> _Supplied data_:
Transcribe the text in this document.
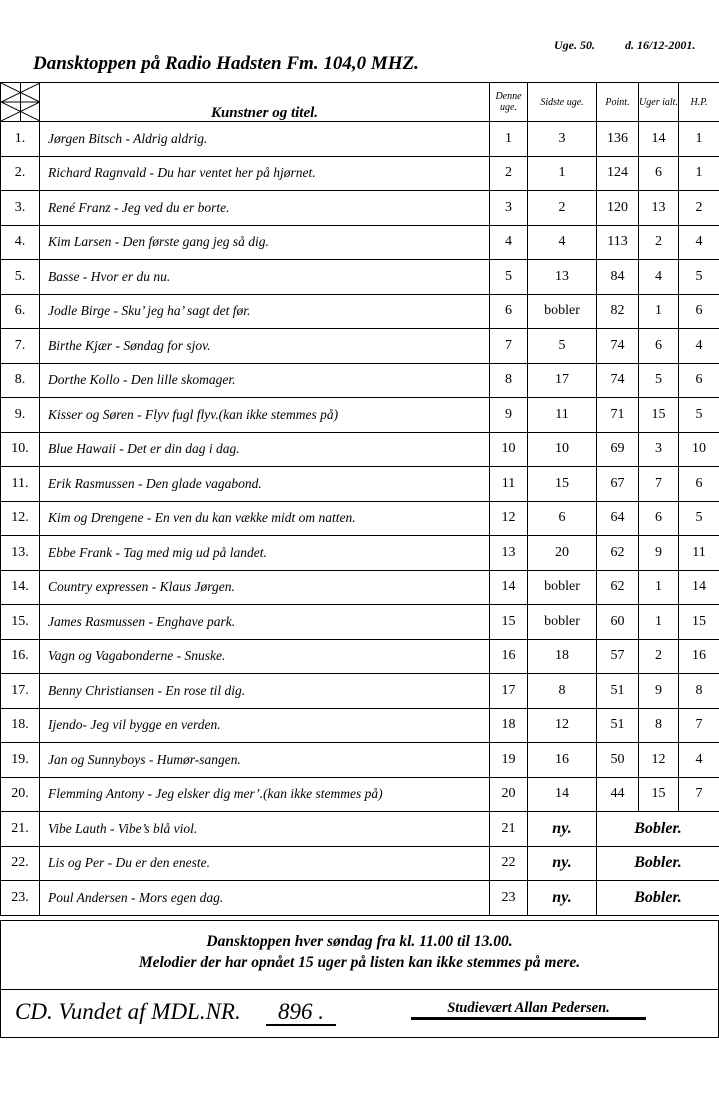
Uge. 50.	d. 16/12-2001.
Dansktoppen på Radio Hadsten Fm. 104,0 MHZ.
	Kunstner og titel.	Denne uge.	Sidste uge.	Point.	Uger ialt.	H.P.
1.	Jørgen Bitsch - Aldrig aldrig.	1	3	136	14	1
2.	Richard Ragnvald - Du har ventet her på hjørnet.	2	1	124	6	1
3.	René Franz - Jeg ved du er borte.	3	2	120	13	2
4.	Kim Larsen - Den første gang jeg så dig.	4	4	113	2	4
5.	Basse - Hvor er du nu.	5	13	84	4	5
6.	Jodle Birge - Sku’ jeg ha’ sagt det før.	6	bobler	82	1	6
7.	Birthe Kjær - Søndag for sjov.	7	5	74	6	4
8.	Dorthe Kollo - Den lille skomager.	8	17	74	5	6
9.	Kisser og Søren - Flyv fugl flyv.(kan ikke stemmes på)	9	11	71	15	5
10.	Blue Hawaii - Det er din dag i dag.	10	10	69	3	10
11.	Erik Rasmussen - Den glade vagabond.	11	15	67	7	6
12.	Kim og Drengene - En ven du kan vække midt om natten.	12	6	64	6	5
13.	Ebbe Frank - Tag med mig ud på landet.	13	20	62	9	11
14.	Country expressen - Klaus Jørgen.	14	bobler	62	1	14
15.	James Rasmussen - Enghave park.	15	bobler	60	1	15
16.	Vagn og Vagabonderne - Snuske.	16	18	57	2	16
17.	Benny Christiansen - En rose til dig.	17	8	51	9	8
18.	Ijendo- Jeg vil bygge en verden.	18	12	51	8	7
19.	Jan og Sunnyboys - Humør-sangen.	19	16	50	12	4
20.	Flemming Antony - Jeg elsker dig mer’.(kan ikke stemmes på)	20	14	44	15	7
21.	Vibe Lauth - Vibe’s blå viol.	21	ny.	Bobler.		
22.	Lis og Per - Du er den eneste.	22	ny.	Bobler.		
23.	Poul Andersen - Mors egen dag.	23	ny.	Bobler.		
Dansktoppen hver søndag fra kl. 11.00 til 13.00.
Melodier der har opnået 15 uger på listen kan ikke stemmes på mere.
CD. Vundet af MDL.NR.	896 .	Studievært Allan Pedersen.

> _Given request_:
In the copy, include all records verbatim but no images.

> _Response to the exercise_:
Transcribe the text in this document.
Uge. 50.	d. 16/12-2001.
Dansktoppen på Radio Hadsten Fm. 104,0 MHZ.
	Kunstner og titel.	Denne uge.	Sidste uge.	Point.	Uger ialt.	H.P.
1.	Jørgen Bitsch - Aldrig aldrig.	1	3	136	14	1
2.	Richard Ragnvald - Du har ventet her på hjørnet.	2	1	124	6	1
3.	René Franz - Jeg ved du er borte.	3	2	120	13	2
4.	Kim Larsen - Den første gang jeg så dig.	4	4	113	2	4
5.	Basse - Hvor er du nu.	5	13	84	4	5
6.	Jodle Birge - Sku’ jeg ha’ sagt det før.	6	bobler	82	1	6
7.	Birthe Kjær - Søndag for sjov.	7	5	74	6	4
8.	Dorthe Kollo - Den lille skomager.	8	17	74	5	6
9.	Kisser og Søren - Flyv fugl flyv.(kan ikke stemmes på)	9	11	71	15	5
10.	Blue Hawaii - Det er din dag i dag.	10	10	69	3	10
11.	Erik Rasmussen - Den glade vagabond.	11	15	67	7	6
12.	Kim og Drengene - En ven du kan vække midt om natten.	12	6	64	6	5
13.	Ebbe Frank - Tag med mig ud på landet.	13	20	62	9	11
14.	Country expressen - Klaus Jørgen.	14	bobler	62	1	14
15.	James Rasmussen - Enghave park.	15	bobler	60	1	15
16.	Vagn og Vagabonderne - Snuske.	16	18	57	2	16
17.	Benny Christiansen - En rose til dig.	17	8	51	9	8
18.	Ijendo- Jeg vil bygge en verden.	18	12	51	8	7
19.	Jan og Sunnyboys - Humør-sangen.	19	16	50	12	4
20.	Flemming Antony - Jeg elsker dig mer’.(kan ikke stemmes på)	20	14	44	15	7
21.	Vibe Lauth - Vibe’s blå viol.	21	ny.	Bobler.		
22.	Lis og Per - Du er den eneste.	22	ny.	Bobler.		
23.	Poul Andersen - Mors egen dag.	23	ny.	Bobler.		
Dansktoppen hver søndag fra kl. 11.00 til 13.00.
Melodier der har opnået 15 uger på listen kan ikke stemmes på mere.
CD. Vundet af MDL.NR.	896 .	Studievært Allan Pedersen.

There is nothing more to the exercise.